## WHAT IS ASKED:
Report every line below that holds the word "ekonomiskt".
-*-
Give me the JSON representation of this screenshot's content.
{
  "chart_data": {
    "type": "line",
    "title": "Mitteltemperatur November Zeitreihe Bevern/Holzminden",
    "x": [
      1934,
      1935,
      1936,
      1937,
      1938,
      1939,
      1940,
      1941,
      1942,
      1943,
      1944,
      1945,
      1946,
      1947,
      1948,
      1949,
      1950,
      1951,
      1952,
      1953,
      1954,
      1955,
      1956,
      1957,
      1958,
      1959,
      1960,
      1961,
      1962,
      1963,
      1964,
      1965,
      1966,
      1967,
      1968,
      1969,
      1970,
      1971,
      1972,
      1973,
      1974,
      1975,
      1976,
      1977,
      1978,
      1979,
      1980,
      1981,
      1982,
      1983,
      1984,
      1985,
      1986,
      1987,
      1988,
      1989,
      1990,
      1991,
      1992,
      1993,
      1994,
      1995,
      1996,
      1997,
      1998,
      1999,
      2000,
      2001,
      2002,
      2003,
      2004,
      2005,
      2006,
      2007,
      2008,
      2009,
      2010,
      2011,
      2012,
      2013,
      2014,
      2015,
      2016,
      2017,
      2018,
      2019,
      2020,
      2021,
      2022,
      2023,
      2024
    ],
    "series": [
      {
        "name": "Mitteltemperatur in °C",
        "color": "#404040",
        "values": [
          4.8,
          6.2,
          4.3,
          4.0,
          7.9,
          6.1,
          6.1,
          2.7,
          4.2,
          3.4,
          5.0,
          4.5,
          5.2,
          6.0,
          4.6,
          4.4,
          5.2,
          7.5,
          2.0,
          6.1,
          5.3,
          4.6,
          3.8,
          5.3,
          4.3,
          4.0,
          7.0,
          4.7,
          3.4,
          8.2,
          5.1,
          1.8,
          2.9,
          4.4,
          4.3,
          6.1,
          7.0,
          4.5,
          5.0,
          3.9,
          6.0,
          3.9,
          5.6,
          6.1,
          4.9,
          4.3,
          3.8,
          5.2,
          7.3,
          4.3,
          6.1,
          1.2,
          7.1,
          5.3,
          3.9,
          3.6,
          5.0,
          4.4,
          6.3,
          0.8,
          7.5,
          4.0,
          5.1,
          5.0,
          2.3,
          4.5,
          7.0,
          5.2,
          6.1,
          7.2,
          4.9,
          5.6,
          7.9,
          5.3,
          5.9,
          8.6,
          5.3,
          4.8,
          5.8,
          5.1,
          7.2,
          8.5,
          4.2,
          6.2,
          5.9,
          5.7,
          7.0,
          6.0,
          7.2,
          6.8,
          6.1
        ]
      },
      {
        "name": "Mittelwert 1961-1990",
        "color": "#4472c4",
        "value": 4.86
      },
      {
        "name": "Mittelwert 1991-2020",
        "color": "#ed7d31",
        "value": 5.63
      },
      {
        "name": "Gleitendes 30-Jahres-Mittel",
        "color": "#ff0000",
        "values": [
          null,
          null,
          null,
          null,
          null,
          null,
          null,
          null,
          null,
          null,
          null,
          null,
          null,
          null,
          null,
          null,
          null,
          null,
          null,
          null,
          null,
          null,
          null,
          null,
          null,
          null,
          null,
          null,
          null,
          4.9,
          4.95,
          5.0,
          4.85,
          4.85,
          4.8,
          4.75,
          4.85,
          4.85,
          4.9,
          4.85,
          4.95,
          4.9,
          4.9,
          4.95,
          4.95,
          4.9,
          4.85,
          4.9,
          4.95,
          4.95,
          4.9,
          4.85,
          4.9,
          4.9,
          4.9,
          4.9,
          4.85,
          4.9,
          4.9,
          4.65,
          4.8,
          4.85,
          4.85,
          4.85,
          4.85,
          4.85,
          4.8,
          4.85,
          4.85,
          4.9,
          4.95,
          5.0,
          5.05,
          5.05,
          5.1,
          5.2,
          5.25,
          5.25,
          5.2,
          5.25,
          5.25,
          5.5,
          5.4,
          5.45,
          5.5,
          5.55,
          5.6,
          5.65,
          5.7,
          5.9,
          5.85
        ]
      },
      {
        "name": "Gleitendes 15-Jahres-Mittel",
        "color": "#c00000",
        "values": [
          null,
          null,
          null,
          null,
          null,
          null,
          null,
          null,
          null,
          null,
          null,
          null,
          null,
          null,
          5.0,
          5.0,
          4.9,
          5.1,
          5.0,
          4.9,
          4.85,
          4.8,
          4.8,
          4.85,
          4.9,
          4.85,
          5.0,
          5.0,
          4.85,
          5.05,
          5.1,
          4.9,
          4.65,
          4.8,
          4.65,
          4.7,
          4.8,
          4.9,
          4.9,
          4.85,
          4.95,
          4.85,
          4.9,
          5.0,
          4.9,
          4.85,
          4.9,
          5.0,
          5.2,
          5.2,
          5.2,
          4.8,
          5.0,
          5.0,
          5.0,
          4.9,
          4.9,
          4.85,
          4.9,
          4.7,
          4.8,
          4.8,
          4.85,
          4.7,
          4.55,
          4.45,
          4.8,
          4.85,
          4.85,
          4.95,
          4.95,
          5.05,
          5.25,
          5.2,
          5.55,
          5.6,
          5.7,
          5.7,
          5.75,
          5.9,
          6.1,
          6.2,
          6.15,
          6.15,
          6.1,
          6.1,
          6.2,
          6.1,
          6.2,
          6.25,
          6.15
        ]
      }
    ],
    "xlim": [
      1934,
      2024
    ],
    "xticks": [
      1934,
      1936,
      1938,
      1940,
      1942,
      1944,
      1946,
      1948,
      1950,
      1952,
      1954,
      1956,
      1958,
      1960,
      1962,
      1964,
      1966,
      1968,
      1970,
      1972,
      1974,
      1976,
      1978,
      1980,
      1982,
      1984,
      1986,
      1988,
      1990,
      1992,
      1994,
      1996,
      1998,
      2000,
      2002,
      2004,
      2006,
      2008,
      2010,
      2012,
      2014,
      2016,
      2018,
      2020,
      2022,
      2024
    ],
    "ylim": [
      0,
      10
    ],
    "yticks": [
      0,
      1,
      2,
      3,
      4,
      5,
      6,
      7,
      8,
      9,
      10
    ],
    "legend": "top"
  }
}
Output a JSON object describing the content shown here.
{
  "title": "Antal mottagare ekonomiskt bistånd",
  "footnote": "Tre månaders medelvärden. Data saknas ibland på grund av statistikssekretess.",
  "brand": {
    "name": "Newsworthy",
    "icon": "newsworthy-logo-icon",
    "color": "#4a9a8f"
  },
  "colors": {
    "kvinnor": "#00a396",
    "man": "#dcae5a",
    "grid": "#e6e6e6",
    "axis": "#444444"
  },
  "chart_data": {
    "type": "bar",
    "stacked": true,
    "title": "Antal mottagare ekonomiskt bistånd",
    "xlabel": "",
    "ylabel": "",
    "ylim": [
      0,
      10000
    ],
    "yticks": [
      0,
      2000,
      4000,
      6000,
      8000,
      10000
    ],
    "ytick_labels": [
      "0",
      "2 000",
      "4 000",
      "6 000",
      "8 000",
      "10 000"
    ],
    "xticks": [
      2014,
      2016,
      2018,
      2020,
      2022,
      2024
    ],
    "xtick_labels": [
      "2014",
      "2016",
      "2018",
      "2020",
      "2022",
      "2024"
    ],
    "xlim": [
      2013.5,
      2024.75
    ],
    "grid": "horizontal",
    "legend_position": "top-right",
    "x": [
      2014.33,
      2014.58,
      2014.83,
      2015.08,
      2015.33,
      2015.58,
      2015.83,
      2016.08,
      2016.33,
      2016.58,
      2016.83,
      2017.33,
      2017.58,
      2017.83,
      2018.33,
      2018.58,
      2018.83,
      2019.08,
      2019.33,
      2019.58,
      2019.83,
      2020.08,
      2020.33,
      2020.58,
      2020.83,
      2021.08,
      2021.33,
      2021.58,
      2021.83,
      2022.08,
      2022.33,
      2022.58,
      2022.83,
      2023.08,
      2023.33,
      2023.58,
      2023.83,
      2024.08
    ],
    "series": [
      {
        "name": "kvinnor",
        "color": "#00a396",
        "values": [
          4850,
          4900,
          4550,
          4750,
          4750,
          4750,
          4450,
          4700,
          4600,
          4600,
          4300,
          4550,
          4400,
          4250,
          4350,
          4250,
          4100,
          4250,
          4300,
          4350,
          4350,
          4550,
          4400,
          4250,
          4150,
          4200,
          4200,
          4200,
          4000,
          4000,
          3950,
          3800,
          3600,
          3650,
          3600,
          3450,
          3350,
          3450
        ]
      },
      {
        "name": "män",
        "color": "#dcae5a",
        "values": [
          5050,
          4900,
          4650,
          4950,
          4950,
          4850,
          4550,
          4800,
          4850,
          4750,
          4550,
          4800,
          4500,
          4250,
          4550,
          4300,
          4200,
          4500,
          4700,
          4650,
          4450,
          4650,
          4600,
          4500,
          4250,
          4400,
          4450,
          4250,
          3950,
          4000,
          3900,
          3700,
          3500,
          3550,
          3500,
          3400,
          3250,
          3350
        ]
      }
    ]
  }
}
-*-
## OUTPUT FOR THIS TASK:
  "title": "Antal mottagare ekonomiskt bistånd",
    "title": "Antal mottagare ekonomiskt bistånd",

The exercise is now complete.